WHAT THE TASK ASKS:
From the records below, copy every line that contains the word "this".

MATERIAL SUPPLIED:
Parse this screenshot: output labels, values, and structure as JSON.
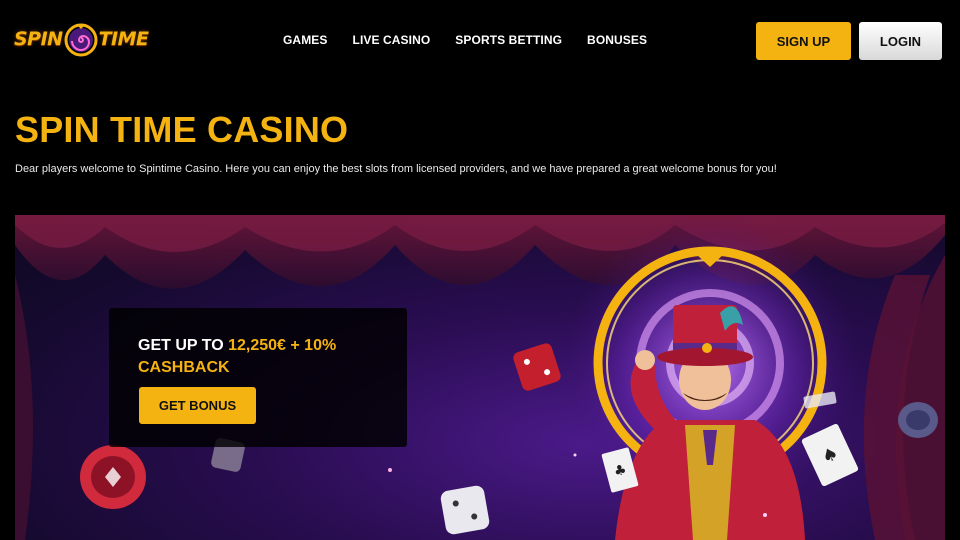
{
  "header": {
    "logo": {
      "word1": "SPIN",
      "word2": "TIME",
      "icon": "spiral-icon"
    },
    "nav": [
      {
        "label": "GAMES"
      },
      {
        "label": "LIVE CASINO"
      },
      {
        "label": "SPORTS BETTING"
      },
      {
        "label": "BONUSES"
      }
    ],
    "signup_label": "SIGN UP",
    "login_label": "LOGIN"
  },
  "intro": {
    "title": "SPIN TIME CASINO",
    "text": "Dear players welcome to Spintime Casino. Here you can enjoy the best slots from licensed providers, and we have prepared a great welcome bonus for you!"
  },
  "banner": {
    "promo": {
      "prefix": "GET UP TO ",
      "amount": "12,250€ + 10%",
      "line2": "CASHBACK",
      "button_label": "GET BONUS"
    }
  },
  "colors": {
    "accent": "#f5b311",
    "background": "#000000",
    "banner_purple": "#2a0d52",
    "curtain_red": "#5a1234"
  }
}
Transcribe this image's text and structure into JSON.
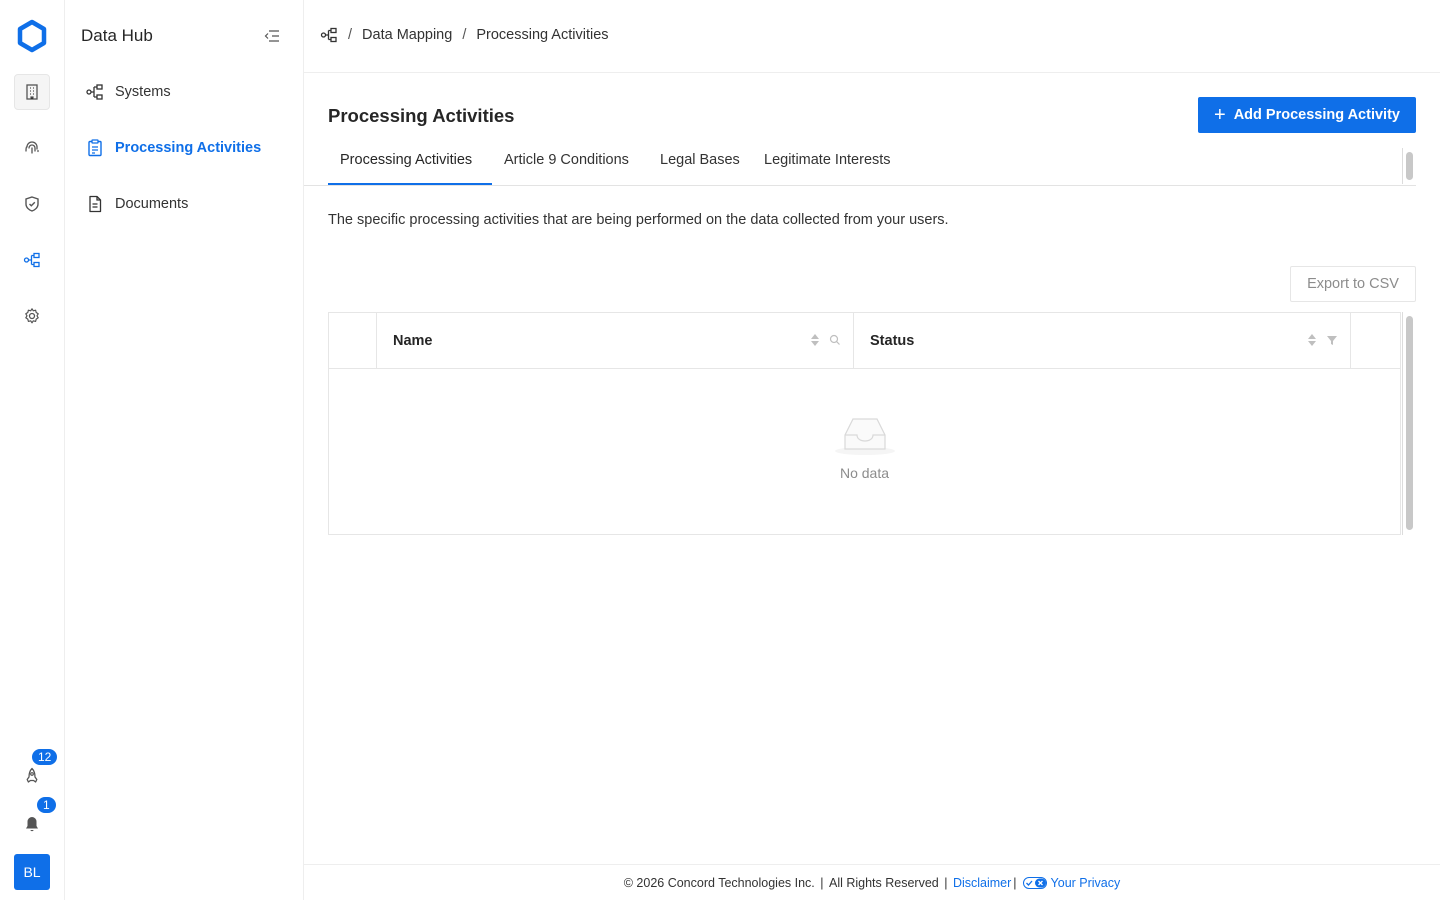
{
  "colors": {
    "accent": "#0f6fe8",
    "border": "#eeeeee",
    "muted": "#8c8c8c"
  },
  "rail": {
    "icons": [
      "building-icon",
      "fingerprint-icon",
      "shield-check-icon",
      "data-map-icon",
      "gear-icon",
      "rocket-icon",
      "bell-icon"
    ],
    "rocket_badge": "12",
    "bell_badge": "1",
    "avatar_initials": "BL"
  },
  "subnav": {
    "title": "Data Hub",
    "items": [
      {
        "label": "Systems",
        "icon": "systems-icon"
      },
      {
        "label": "Processing Activities",
        "icon": "clipboard-icon",
        "active": true
      },
      {
        "label": "Documents",
        "icon": "document-icon"
      }
    ]
  },
  "breadcrumb": {
    "items": [
      "Data Mapping",
      "Processing Activities"
    ]
  },
  "page": {
    "title": "Processing Activities",
    "add_button": "Add Processing Activity",
    "tabs": [
      "Processing Activities",
      "Article 9 Conditions",
      "Legal Bases",
      "Legitimate Interests"
    ],
    "description": "The specific processing activities that are being performed on the data collected from your users.",
    "export_button": "Export to CSV"
  },
  "table": {
    "columns": [
      "Name",
      "Status"
    ],
    "empty_text": "No data"
  },
  "footer": {
    "copyright": "© 2026 Concord Technologies Inc.",
    "rights": "All Rights Reserved",
    "disclaimer": "Disclaimer",
    "privacy": "Your Privacy"
  }
}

ANSWER TO THE TASK:
Parse this screenshot: output labels, values, and structure as JSON.
Transcribe this image's text and structure into JSON.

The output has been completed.